[CHALLENGE]: Reproduce each of the following lines word for word, omitting any pictures.

[TASK MATERIAL]:

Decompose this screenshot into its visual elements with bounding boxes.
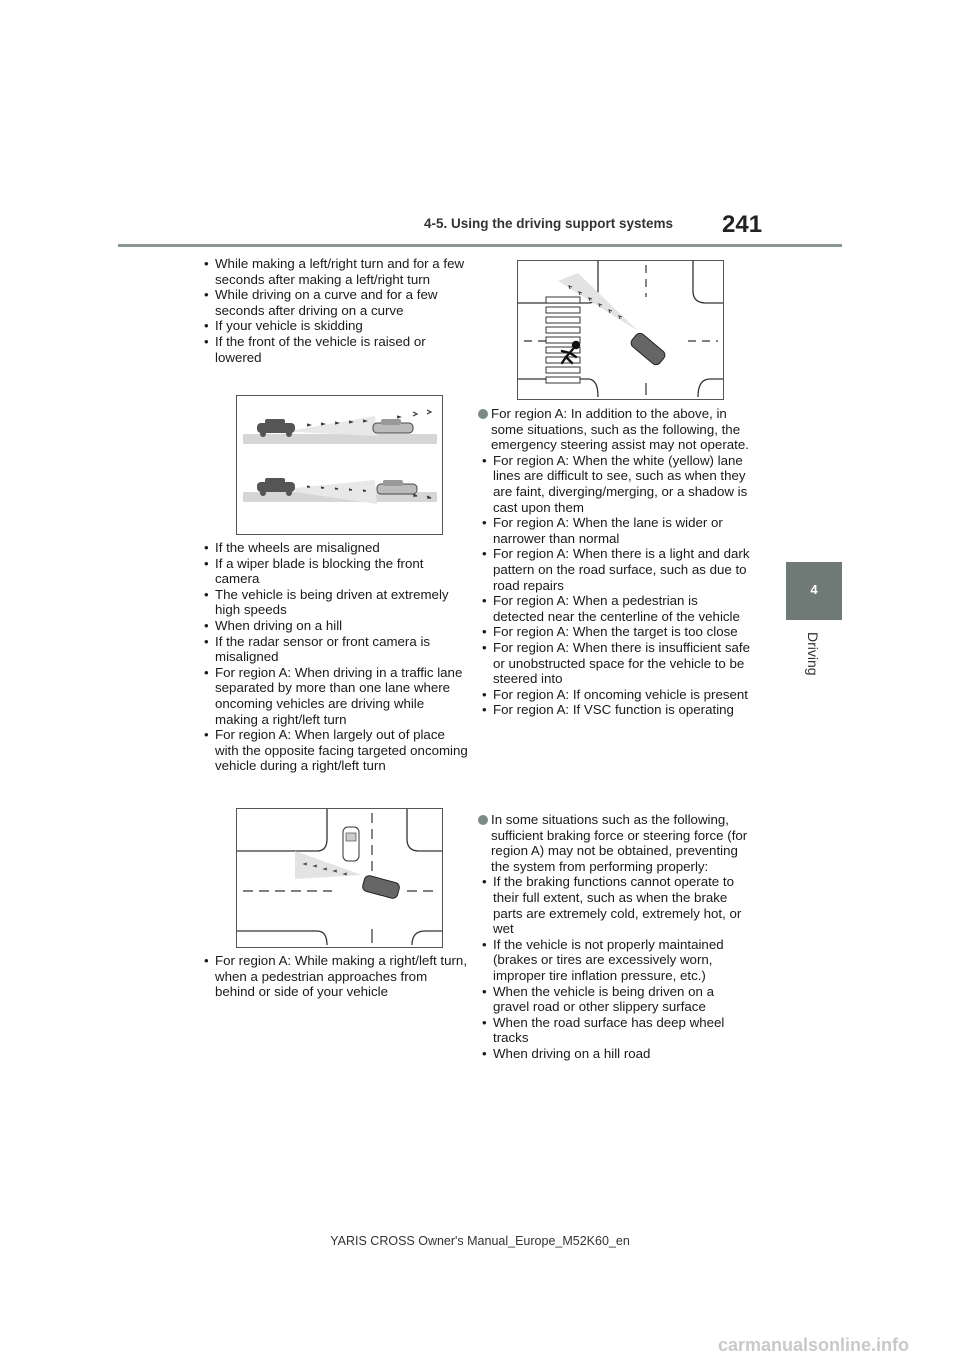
list-item: • For region A: When the target is too close bbox=[478, 624, 750, 640]
left-list-2 bbox=[200, 540, 468, 774]
list-item: • When driving on a hill road bbox=[478, 1046, 750, 1062]
list-item: • For region A: When there is insufficient safe or unobstructed space for the vehicle to be steered into bbox=[478, 640, 750, 687]
list-item: • If a wiper blade is blocking the front camera bbox=[200, 556, 468, 587]
list-item: • The vehicle is being driven at extremely high speeds bbox=[200, 587, 468, 618]
right-section-2 bbox=[478, 812, 750, 1062]
chapter-number: 4 bbox=[810, 582, 818, 597]
chapter-tab bbox=[786, 562, 842, 620]
list-item: • For region A: When the white (yellow) lane lines are difficult to see, such as when they are faint, diverging/merging, or a shadow is cast upon them bbox=[478, 453, 750, 515]
left-list-1 bbox=[200, 256, 468, 365]
paragraph: In some situations such as the following, sufficient braking force or steering force (for region A) may not be obtained, preventing the system from performing properly: bbox=[478, 812, 750, 874]
list-item: • For region A: If oncoming vehicle is present bbox=[478, 687, 750, 703]
list-item: • For region A: When there is a light and dark pattern on the road surface, such as due to road repairs bbox=[478, 546, 750, 593]
left-list-3 bbox=[200, 953, 468, 1000]
paragraph bbox=[478, 406, 750, 453]
figure-vehicle-pitch bbox=[236, 395, 443, 535]
svg-text:carmanualsonline.info: carmanualsonline.info bbox=[718, 1335, 910, 1355]
list-item: • While making a left/right turn and for a few seconds after making a left/right turn bbox=[200, 256, 468, 287]
list-item: • For region A: When largely out of place with the opposite facing targeted oncoming vehicle during a right/left turn bbox=[200, 727, 468, 774]
page-number: 241 bbox=[722, 211, 763, 238]
list-item: • If the vehicle is not properly maintained (brakes or tires are excessively worn, improper tire inflation pressure, etc.) bbox=[478, 937, 750, 984]
list-item: • If the radar sensor or front camera is misaligned bbox=[200, 634, 468, 665]
list-item: • If the braking functions cannot operate to their full extent, such as when the brake parts are extremely cold, extremely hot, or wet bbox=[478, 874, 750, 936]
list-item: • If the wheels are misaligned bbox=[200, 540, 468, 556]
paragraph-text: In addition to the above, in some situations, such as the following, the emergency steering assist may not operate. bbox=[491, 406, 749, 453]
footer-manual-id: YARIS CROSS Owner's Manual_Europe_M52K60_en bbox=[330, 1234, 630, 1248]
figure-pedestrian-crossing bbox=[517, 260, 724, 400]
list-item: • When the road surface has deep wheel tracks bbox=[478, 1015, 750, 1046]
list-item: • If your vehicle is skidding bbox=[200, 318, 468, 334]
list-item: • While driving on a curve and for a few seconds after driving on a curve bbox=[200, 287, 468, 318]
right-section-1 bbox=[478, 406, 750, 718]
list-item: • For region A: When the lane is wider or narrower than normal bbox=[478, 515, 750, 546]
list-item: • For region A: While making a right/left turn, when a pedestrian approaches from behind or side of your vehicle bbox=[200, 953, 468, 1000]
watermark-logo bbox=[710, 1332, 960, 1358]
region-prefix: For region A: bbox=[491, 406, 568, 421]
chapter-label: Driving bbox=[805, 632, 821, 676]
header-rule bbox=[118, 244, 842, 247]
figure-turn-oncoming bbox=[236, 808, 443, 948]
list-item: • When the vehicle is being driven on a gravel road or other slippery surface bbox=[478, 984, 750, 1015]
list-item: • For region A: When driving in a traffic lane separated by more than one lane where oncoming vehicles are driving while making a right/left turn bbox=[200, 665, 468, 727]
list-item: • When driving on a hill bbox=[200, 618, 468, 634]
list-item: • For region A: If VSC function is operating bbox=[478, 702, 750, 718]
section-title: 4-5. Using the driving support systems bbox=[424, 216, 674, 231]
list-item: • For region A: When a pedestrian is detected near the centerline of the vehicle bbox=[478, 593, 750, 624]
list-item: • If the front of the vehicle is raised or lowered bbox=[200, 334, 468, 365]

[RESULT OF THE TASK]:
Decompose this screenshot into its visual elements with bounding boxes.
list-item: • For region A: When the target is too close bbox=[478, 624, 750, 640]
left-list-2 bbox=[200, 540, 468, 774]
list-item: • When driving on a hill road bbox=[478, 1046, 750, 1062]
list-item: • For region A: When there is insufficient safe or unobstructed space for the vehicle to be steered into bbox=[478, 640, 750, 687]
list-item: • If a wiper blade is blocking the front camera bbox=[200, 556, 468, 587]
list-item: • The vehicle is being driven at extremely high speeds bbox=[200, 587, 468, 618]
right-section-2 bbox=[478, 812, 750, 1062]
chapter-number: 4 bbox=[810, 582, 818, 597]
chapter-tab bbox=[786, 562, 842, 620]
list-item: • For region A: When the white (yellow) lane lines are difficult to see, such as when they are faint, diverging/merging, or a shadow is cast upon them bbox=[478, 453, 750, 515]
left-list-1 bbox=[200, 256, 468, 365]
paragraph: In some situations such as the following, sufficient braking force or steering force (for region A) may not be obtained, preventing the system from performing properly: bbox=[478, 812, 750, 874]
list-item: • For region A: If oncoming vehicle is present bbox=[478, 687, 750, 703]
list-item: • For region A: When there is a light and dark pattern on the road surface, such as due to road repairs bbox=[478, 546, 750, 593]
left-list-3 bbox=[200, 953, 468, 1000]
paragraph bbox=[478, 406, 750, 453]
figure-vehicle-pitch bbox=[236, 395, 443, 535]
svg-text:carmanualsonline.info: carmanualsonline.info bbox=[718, 1335, 910, 1355]
list-item: • While making a left/right turn and for a few seconds after making a left/right turn bbox=[200, 256, 468, 287]
list-item: • For region A: When largely out of place with the opposite facing targeted oncoming vehicle during a right/left turn bbox=[200, 727, 468, 774]
page-number: 241 bbox=[722, 211, 763, 238]
list-item: • If the vehicle is not properly maintained (brakes or tires are excessively worn, improper tire inflation pressure, etc.) bbox=[478, 937, 750, 984]
list-item: • If the radar sensor or front camera is misaligned bbox=[200, 634, 468, 665]
list-item: • If the braking functions cannot operate to their full extent, such as when the brake parts are extremely cold, extremely hot, or wet bbox=[478, 874, 750, 936]
list-item: • If the wheels are misaligned bbox=[200, 540, 468, 556]
paragraph-text: In addition to the above, in some situations, such as the following, the emergency steering assist may not operate. bbox=[491, 406, 749, 453]
footer-manual-id: YARIS CROSS Owner's Manual_Europe_M52K60_en bbox=[330, 1234, 630, 1248]
figure-pedestrian-crossing bbox=[517, 260, 724, 400]
list-item: • When the road surface has deep wheel tracks bbox=[478, 1015, 750, 1046]
list-item: • If your vehicle is skidding bbox=[200, 318, 468, 334]
list-item: • While driving on a curve and for a few seconds after driving on a curve bbox=[200, 287, 468, 318]
right-section-1 bbox=[478, 406, 750, 718]
list-item: • For region A: When the lane is wider or narrower than normal bbox=[478, 515, 750, 546]
list-item: • For region A: While making a right/left turn, when a pedestrian approaches from behind or side of your vehicle bbox=[200, 953, 468, 1000]
watermark-logo bbox=[710, 1332, 960, 1358]
region-prefix: For region A: bbox=[491, 406, 568, 421]
chapter-label: Driving bbox=[805, 632, 821, 676]
header-rule bbox=[118, 244, 842, 247]
figure-turn-oncoming bbox=[236, 808, 443, 948]
list-item: • When the vehicle is being driven on a gravel road or other slippery surface bbox=[478, 984, 750, 1015]
list-item: • For region A: When driving in a traffic lane separated by more than one lane where oncoming vehicles are driving while making a right/left turn bbox=[200, 665, 468, 727]
list-item: • When driving on a hill bbox=[200, 618, 468, 634]
list-item: • For region A: If VSC function is operating bbox=[478, 702, 750, 718]
section-title: 4-5. Using the driving support systems bbox=[424, 216, 674, 231]
list-item: • For region A: When a pedestrian is detected near the centerline of the vehicle bbox=[478, 593, 750, 624]
list-item: • If the front of the vehicle is raised or lowered bbox=[200, 334, 468, 365]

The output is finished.